Set task: Give an exact transcription of every line, dropping the images.

Given records:
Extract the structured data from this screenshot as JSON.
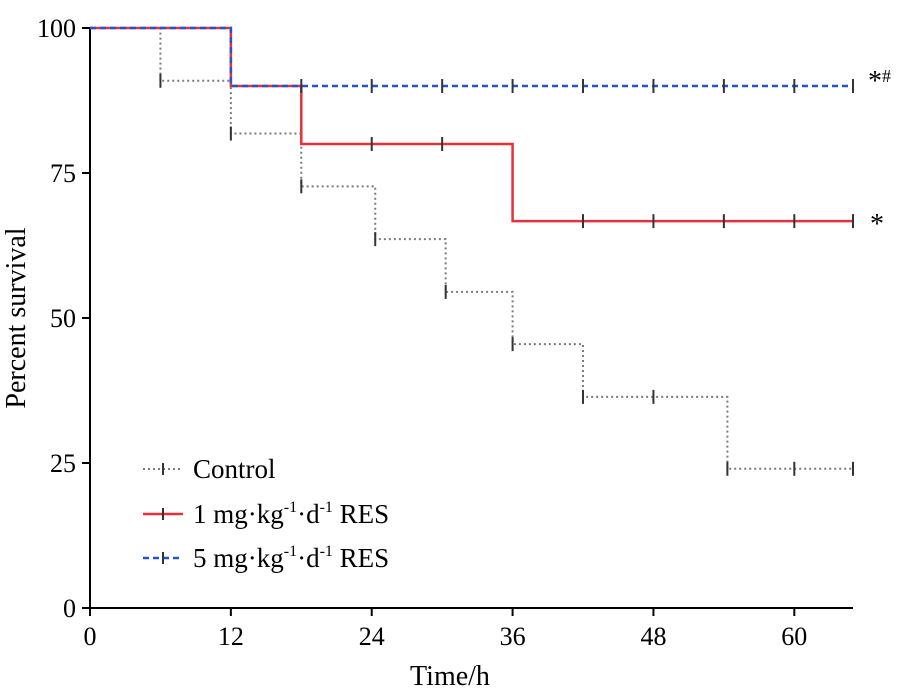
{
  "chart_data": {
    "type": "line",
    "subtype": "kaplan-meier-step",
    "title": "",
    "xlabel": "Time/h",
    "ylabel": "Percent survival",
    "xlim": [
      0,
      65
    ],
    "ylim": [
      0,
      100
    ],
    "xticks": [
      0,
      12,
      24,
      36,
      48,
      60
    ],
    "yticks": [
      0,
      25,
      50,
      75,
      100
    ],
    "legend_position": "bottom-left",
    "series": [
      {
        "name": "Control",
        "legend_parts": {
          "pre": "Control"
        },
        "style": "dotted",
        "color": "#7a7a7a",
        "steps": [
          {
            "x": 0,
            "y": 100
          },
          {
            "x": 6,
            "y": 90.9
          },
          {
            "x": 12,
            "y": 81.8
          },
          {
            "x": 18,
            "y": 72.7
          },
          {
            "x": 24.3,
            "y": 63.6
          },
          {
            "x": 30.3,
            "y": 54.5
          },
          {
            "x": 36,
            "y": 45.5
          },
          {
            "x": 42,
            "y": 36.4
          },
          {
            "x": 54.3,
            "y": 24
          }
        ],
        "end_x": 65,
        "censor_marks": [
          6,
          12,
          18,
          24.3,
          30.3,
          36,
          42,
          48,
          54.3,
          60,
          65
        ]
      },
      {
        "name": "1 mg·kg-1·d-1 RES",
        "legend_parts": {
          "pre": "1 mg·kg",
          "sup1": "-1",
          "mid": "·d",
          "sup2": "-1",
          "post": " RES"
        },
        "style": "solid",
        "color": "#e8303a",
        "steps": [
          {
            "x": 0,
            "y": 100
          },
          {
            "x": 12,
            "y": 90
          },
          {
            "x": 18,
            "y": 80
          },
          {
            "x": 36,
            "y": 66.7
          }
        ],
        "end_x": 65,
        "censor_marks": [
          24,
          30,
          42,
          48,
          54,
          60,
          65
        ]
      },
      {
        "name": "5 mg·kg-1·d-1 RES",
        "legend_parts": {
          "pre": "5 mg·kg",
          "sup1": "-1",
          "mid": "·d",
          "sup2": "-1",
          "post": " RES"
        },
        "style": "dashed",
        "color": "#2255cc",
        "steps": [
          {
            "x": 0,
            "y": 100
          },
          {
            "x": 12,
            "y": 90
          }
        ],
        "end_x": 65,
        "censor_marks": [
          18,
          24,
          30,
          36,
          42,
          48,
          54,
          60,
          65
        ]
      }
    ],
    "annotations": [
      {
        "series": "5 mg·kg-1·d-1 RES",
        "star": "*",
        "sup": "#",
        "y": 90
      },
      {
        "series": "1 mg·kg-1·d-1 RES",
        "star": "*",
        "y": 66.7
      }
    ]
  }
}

Problem solution:
Extract the structured data from this screenshot as JSON.
{
  "chart_data": {
    "type": "line",
    "subtype": "kaplan-meier-step",
    "title": "",
    "xlabel": "Time/h",
    "ylabel": "Percent survival",
    "xlim": [
      0,
      65
    ],
    "ylim": [
      0,
      100
    ],
    "xticks": [
      0,
      12,
      24,
      36,
      48,
      60
    ],
    "yticks": [
      0,
      25,
      50,
      75,
      100
    ],
    "legend_position": "bottom-left",
    "series": [
      {
        "name": "Control",
        "legend_parts": {
          "pre": "Control"
        },
        "style": "dotted",
        "color": "#7a7a7a",
        "steps": [
          {
            "x": 0,
            "y": 100
          },
          {
            "x": 6,
            "y": 90.9
          },
          {
            "x": 12,
            "y": 81.8
          },
          {
            "x": 18,
            "y": 72.7
          },
          {
            "x": 24.3,
            "y": 63.6
          },
          {
            "x": 30.3,
            "y": 54.5
          },
          {
            "x": 36,
            "y": 45.5
          },
          {
            "x": 42,
            "y": 36.4
          },
          {
            "x": 54.3,
            "y": 24
          }
        ],
        "end_x": 65,
        "censor_marks": [
          6,
          12,
          18,
          24.3,
          30.3,
          36,
          42,
          48,
          54.3,
          60,
          65
        ]
      },
      {
        "name": "1 mg·kg-1·d-1 RES",
        "legend_parts": {
          "pre": "1 mg·kg",
          "sup1": "-1",
          "mid": "·d",
          "sup2": "-1",
          "post": " RES"
        },
        "style": "solid",
        "color": "#e8303a",
        "steps": [
          {
            "x": 0,
            "y": 100
          },
          {
            "x": 12,
            "y": 90
          },
          {
            "x": 18,
            "y": 80
          },
          {
            "x": 36,
            "y": 66.7
          }
        ],
        "end_x": 65,
        "censor_marks": [
          24,
          30,
          42,
          48,
          54,
          60,
          65
        ]
      },
      {
        "name": "5 mg·kg-1·d-1 RES",
        "legend_parts": {
          "pre": "5 mg·kg",
          "sup1": "-1",
          "mid": "·d",
          "sup2": "-1",
          "post": " RES"
        },
        "style": "dashed",
        "color": "#2255cc",
        "steps": [
          {
            "x": 0,
            "y": 100
          },
          {
            "x": 12,
            "y": 90
          }
        ],
        "end_x": 65,
        "censor_marks": [
          18,
          24,
          30,
          36,
          42,
          48,
          54,
          60,
          65
        ]
      }
    ],
    "annotations": [
      {
        "series": "5 mg·kg-1·d-1 RES",
        "star": "*",
        "sup": "#",
        "y": 90
      },
      {
        "series": "1 mg·kg-1·d-1 RES",
        "star": "*",
        "y": 66.7
      }
    ]
  }
}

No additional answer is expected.